**Task description:** Identify each line holding the string "JSON" and copy it.
>> begin Supplied data
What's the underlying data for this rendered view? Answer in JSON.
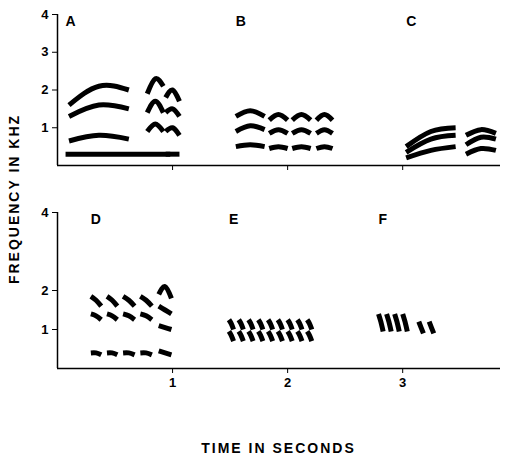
{
  "chart_data": [
    {
      "type": "spectrogram",
      "ylabel": "FREQUENCY IN KHZ",
      "color": "#000000",
      "xlim": [
        0,
        3.85
      ],
      "ylim": [
        0,
        4
      ],
      "xticks": [
        1,
        2,
        3
      ],
      "yticks": [
        1,
        2,
        3,
        4
      ],
      "tick_labels": "y",
      "groups": [
        {
          "name": "A",
          "notes": [
            {
              "t": [
                0.07,
                0.98
              ],
              "harmonics": [
                [
                  0.3,
                  0.3,
                  0.3
                ]
              ]
            },
            {
              "t": [
                0.1,
                0.62
              ],
              "harmonics": [
                [
                  0.65,
                  0.8,
                  0.7
                ],
                [
                  1.3,
                  1.6,
                  1.5
                ],
                [
                  1.6,
                  2.1,
                  2.0
                ]
              ]
            },
            {
              "t": [
                0.78,
                0.92
              ],
              "harmonics": [
                [
                  0.9,
                  1.1,
                  0.9
                ],
                [
                  1.4,
                  1.7,
                  1.4
                ],
                [
                  1.9,
                  2.3,
                  2.1
                ]
              ]
            },
            {
              "t": [
                0.94,
                1.06
              ],
              "harmonics": [
                [
                  0.3,
                  0.3,
                  0.3
                ],
                [
                  0.9,
                  1.0,
                  0.8
                ],
                [
                  1.4,
                  1.5,
                  1.3
                ],
                [
                  1.8,
                  2.0,
                  1.7
                ]
              ]
            }
          ]
        },
        {
          "name": "B",
          "notes": [
            {
              "t": [
                1.55,
                1.8
              ],
              "harmonics": [
                [
                  0.5,
                  0.55,
                  0.5
                ],
                [
                  0.9,
                  1.05,
                  0.95
                ],
                [
                  1.3,
                  1.45,
                  1.3
                ]
              ]
            },
            {
              "t": [
                1.84,
                2.0
              ],
              "harmonics": [
                [
                  0.45,
                  0.5,
                  0.45
                ],
                [
                  0.85,
                  0.95,
                  0.85
                ],
                [
                  1.2,
                  1.35,
                  1.2
                ]
              ]
            },
            {
              "t": [
                2.04,
                2.2
              ],
              "harmonics": [
                [
                  0.45,
                  0.5,
                  0.45
                ],
                [
                  0.85,
                  0.95,
                  0.85
                ],
                [
                  1.2,
                  1.35,
                  1.2
                ]
              ]
            },
            {
              "t": [
                2.25,
                2.39
              ],
              "harmonics": [
                [
                  0.45,
                  0.5,
                  0.45
                ],
                [
                  0.85,
                  0.95,
                  0.85
                ],
                [
                  1.2,
                  1.35,
                  1.2
                ]
              ]
            }
          ]
        },
        {
          "name": "C",
          "notes": [
            {
              "t": [
                3.03,
                3.46
              ],
              "harmonics": [
                [
                  0.2,
                  0.4,
                  0.5
                ],
                [
                  0.35,
                  0.7,
                  0.8
                ],
                [
                  0.5,
                  0.9,
                  1.0
                ]
              ]
            },
            {
              "t": [
                3.55,
                3.81
              ],
              "harmonics": [
                [
                  0.3,
                  0.45,
                  0.4
                ],
                [
                  0.55,
                  0.75,
                  0.7
                ],
                [
                  0.8,
                  0.95,
                  0.85
                ]
              ]
            }
          ]
        }
      ]
    },
    {
      "type": "spectrogram",
      "xlabel": "TIME IN SECONDS",
      "color": "#000000",
      "xlim": [
        0,
        3.85
      ],
      "ylim": [
        0,
        4
      ],
      "xticks": [
        1,
        2,
        3
      ],
      "yticks": [
        1,
        2,
        4
      ],
      "groups": [
        {
          "name": "D",
          "notes": [
            {
              "t": [
                0.29,
                0.38
              ],
              "harmonics": [
                [
                  0.4,
                  0.4,
                  0.35
                ],
                [
                  1.4,
                  1.35,
                  1.25
                ],
                [
                  1.85,
                  1.75,
                  1.6
                ]
              ]
            },
            {
              "t": [
                0.43,
                0.52
              ],
              "harmonics": [
                [
                  0.4,
                  0.4,
                  0.35
                ],
                [
                  1.4,
                  1.35,
                  1.25
                ],
                [
                  1.85,
                  1.75,
                  1.6
                ]
              ]
            },
            {
              "t": [
                0.57,
                0.67
              ],
              "harmonics": [
                [
                  0.4,
                  0.4,
                  0.35
                ],
                [
                  1.4,
                  1.35,
                  1.25
                ],
                [
                  1.85,
                  1.75,
                  1.6
                ]
              ]
            },
            {
              "t": [
                0.72,
                0.82
              ],
              "harmonics": [
                [
                  0.4,
                  0.4,
                  0.35
                ],
                [
                  1.4,
                  1.35,
                  1.25
                ],
                [
                  1.85,
                  1.75,
                  1.6
                ]
              ]
            },
            {
              "t": [
                0.88,
                0.99
              ],
              "harmonics": [
                [
                  0.45,
                  0.4,
                  0.35
                ],
                [
                  1.1,
                  1.05,
                  1.0
                ],
                [
                  1.6,
                  1.5,
                  1.4
                ],
                [
                  1.9,
                  2.1,
                  1.8
                ]
              ]
            }
          ]
        },
        {
          "name": "E",
          "notes": [
            {
              "t": [
                1.49,
                1.53
              ],
              "harmonics": [
                [
                  1.25,
                  1.15,
                  1.0
                ],
                [
                  0.95,
                  0.85,
                  0.7
                ]
              ]
            },
            {
              "t": [
                1.575,
                1.615
              ],
              "harmonics": [
                [
                  1.25,
                  1.15,
                  1.0
                ],
                [
                  0.95,
                  0.85,
                  0.7
                ]
              ]
            },
            {
              "t": [
                1.66,
                1.7
              ],
              "harmonics": [
                [
                  1.25,
                  1.15,
                  1.0
                ],
                [
                  0.95,
                  0.85,
                  0.7
                ]
              ]
            },
            {
              "t": [
                1.745,
                1.785
              ],
              "harmonics": [
                [
                  1.25,
                  1.15,
                  1.0
                ],
                [
                  0.95,
                  0.85,
                  0.7
                ]
              ]
            },
            {
              "t": [
                1.83,
                1.87
              ],
              "harmonics": [
                [
                  1.25,
                  1.15,
                  1.0
                ],
                [
                  0.95,
                  0.85,
                  0.7
                ]
              ]
            },
            {
              "t": [
                1.915,
                1.955
              ],
              "harmonics": [
                [
                  1.25,
                  1.15,
                  1.0
                ],
                [
                  0.95,
                  0.85,
                  0.7
                ]
              ]
            },
            {
              "t": [
                2.0,
                2.04
              ],
              "harmonics": [
                [
                  1.25,
                  1.15,
                  1.0
                ],
                [
                  0.95,
                  0.85,
                  0.7
                ]
              ]
            },
            {
              "t": [
                2.085,
                2.125
              ],
              "harmonics": [
                [
                  1.25,
                  1.15,
                  1.0
                ],
                [
                  0.95,
                  0.85,
                  0.7
                ]
              ]
            },
            {
              "t": [
                2.17,
                2.21
              ],
              "harmonics": [
                [
                  1.25,
                  1.15,
                  1.0
                ],
                [
                  0.95,
                  0.85,
                  0.7
                ]
              ]
            }
          ]
        },
        {
          "name": "F",
          "notes": [
            {
              "t": [
                2.79,
                2.83
              ],
              "harmonics": [
                [
                  1.4,
                  1.2,
                  0.95
                ]
              ]
            },
            {
              "t": [
                2.86,
                2.9
              ],
              "harmonics": [
                [
                  1.4,
                  1.2,
                  0.95
                ]
              ]
            },
            {
              "t": [
                2.93,
                2.97
              ],
              "harmonics": [
                [
                  1.4,
                  1.2,
                  0.95
                ]
              ]
            },
            {
              "t": [
                3.0,
                3.04
              ],
              "harmonics": [
                [
                  1.4,
                  1.2,
                  0.95
                ]
              ]
            },
            {
              "t": [
                3.14,
                3.18
              ],
              "harmonics": [
                [
                  1.2,
                  1.05,
                  0.9
                ]
              ]
            },
            {
              "t": [
                3.23,
                3.27
              ],
              "harmonics": [
                [
                  1.2,
                  1.05,
                  0.9
                ]
              ]
            }
          ]
        }
      ]
    }
  ]
}
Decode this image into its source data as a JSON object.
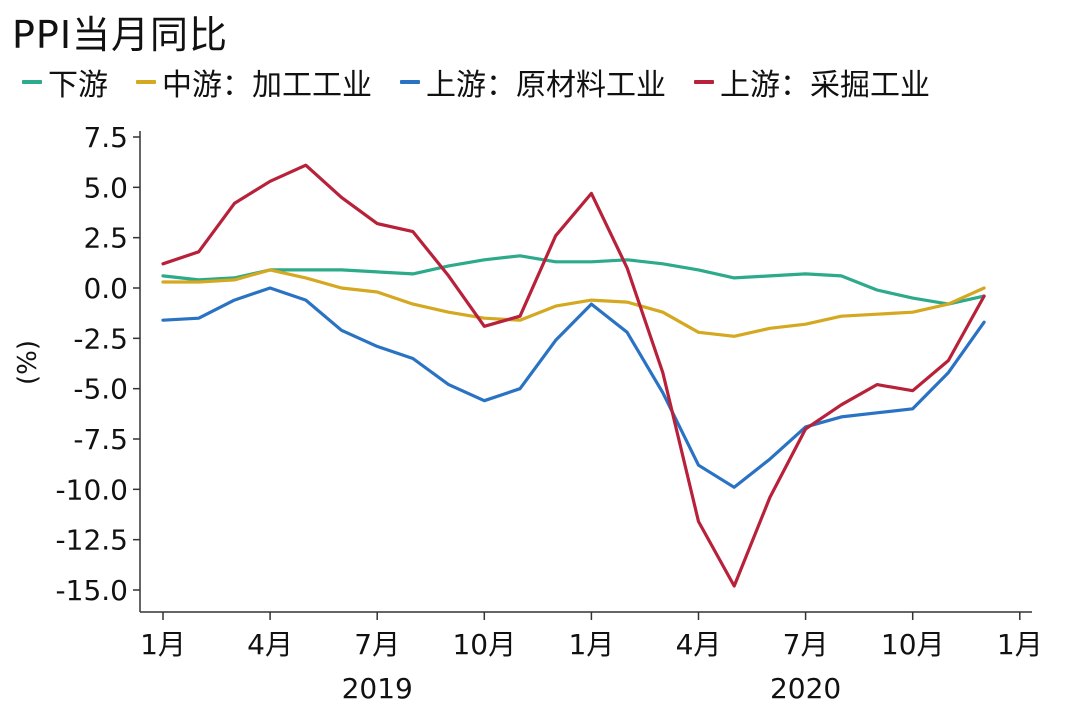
{
  "title": "PPI当月同比",
  "chart_data": {
    "type": "line",
    "title": "PPI当月同比",
    "ylabel": "(%)",
    "ylim": [
      -15.0,
      7.5
    ],
    "yticks": [
      "7.5",
      "5.0",
      "2.5",
      "0.0",
      "-2.5",
      "-5.0",
      "-7.5",
      "-10.0",
      "-12.5",
      "-15.0"
    ],
    "ytick_values": [
      7.5,
      5.0,
      2.5,
      0.0,
      -2.5,
      -5.0,
      -7.5,
      -10.0,
      -12.5,
      -15.0
    ],
    "x": [
      "2019-01",
      "2019-02",
      "2019-03",
      "2019-04",
      "2019-05",
      "2019-06",
      "2019-07",
      "2019-08",
      "2019-09",
      "2019-10",
      "2019-11",
      "2019-12",
      "2020-01",
      "2020-02",
      "2020-03",
      "2020-04",
      "2020-05",
      "2020-06",
      "2020-07",
      "2020-08",
      "2020-09",
      "2020-10",
      "2020-11",
      "2020-12"
    ],
    "xticks": [
      {
        "x": "2019-01",
        "label": "1月"
      },
      {
        "x": "2019-04",
        "label": "4月"
      },
      {
        "x": "2019-07",
        "label": "7月"
      },
      {
        "x": "2019-10",
        "label": "10月"
      },
      {
        "x": "2020-01",
        "label": "1月"
      },
      {
        "x": "2020-04",
        "label": "4月"
      },
      {
        "x": "2020-07",
        "label": "7月"
      },
      {
        "x": "2020-10",
        "label": "10月"
      },
      {
        "x": "2021-01",
        "label": "1月"
      }
    ],
    "year_labels": [
      {
        "x": "2019-07",
        "label": "2019"
      },
      {
        "x": "2020-07",
        "label": "2020"
      }
    ],
    "legend_position": "top",
    "grid": false,
    "series": [
      {
        "name": "下游",
        "color": "#2daa8a",
        "values": [
          0.6,
          0.4,
          0.5,
          0.9,
          0.9,
          0.9,
          0.8,
          0.7,
          1.1,
          1.4,
          1.6,
          1.3,
          1.3,
          1.4,
          1.2,
          0.9,
          0.5,
          0.6,
          0.7,
          0.6,
          -0.1,
          -0.5,
          -0.8,
          -0.4
        ]
      },
      {
        "name": "中游：加工工业",
        "color": "#d4a820",
        "values": [
          0.3,
          0.3,
          0.4,
          0.9,
          0.5,
          0.0,
          -0.2,
          -0.8,
          -1.2,
          -1.5,
          -1.6,
          -0.9,
          -0.6,
          -0.7,
          -1.2,
          -2.2,
          -2.4,
          -2.0,
          -1.8,
          -1.4,
          -1.3,
          -1.2,
          -0.8,
          0.0
        ]
      },
      {
        "name": "上游：原材料工业",
        "color": "#2a72c4",
        "values": [
          -1.6,
          -1.5,
          -0.6,
          0.0,
          -0.6,
          -2.1,
          -2.9,
          -3.5,
          -4.8,
          -5.6,
          -5.0,
          -2.6,
          -0.8,
          -2.2,
          -5.2,
          -8.8,
          -9.9,
          -8.5,
          -6.9,
          -6.4,
          -6.2,
          -6.0,
          -4.2,
          -1.7
        ]
      },
      {
        "name": "上游：采掘工业",
        "color": "#b8213a",
        "values": [
          1.2,
          1.8,
          4.2,
          5.3,
          6.1,
          4.5,
          3.2,
          2.8,
          0.6,
          -1.9,
          -1.4,
          2.6,
          4.7,
          1.0,
          -4.2,
          -11.6,
          -14.8,
          -10.4,
          -7.0,
          -5.8,
          -4.8,
          -5.1,
          -3.6,
          -0.4
        ]
      }
    ]
  }
}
>> end Supplied data
**Reply to the task:**
What's the underlying data for this rendered view? Answer in JSON.
Decode this image into its source data as a JSON object.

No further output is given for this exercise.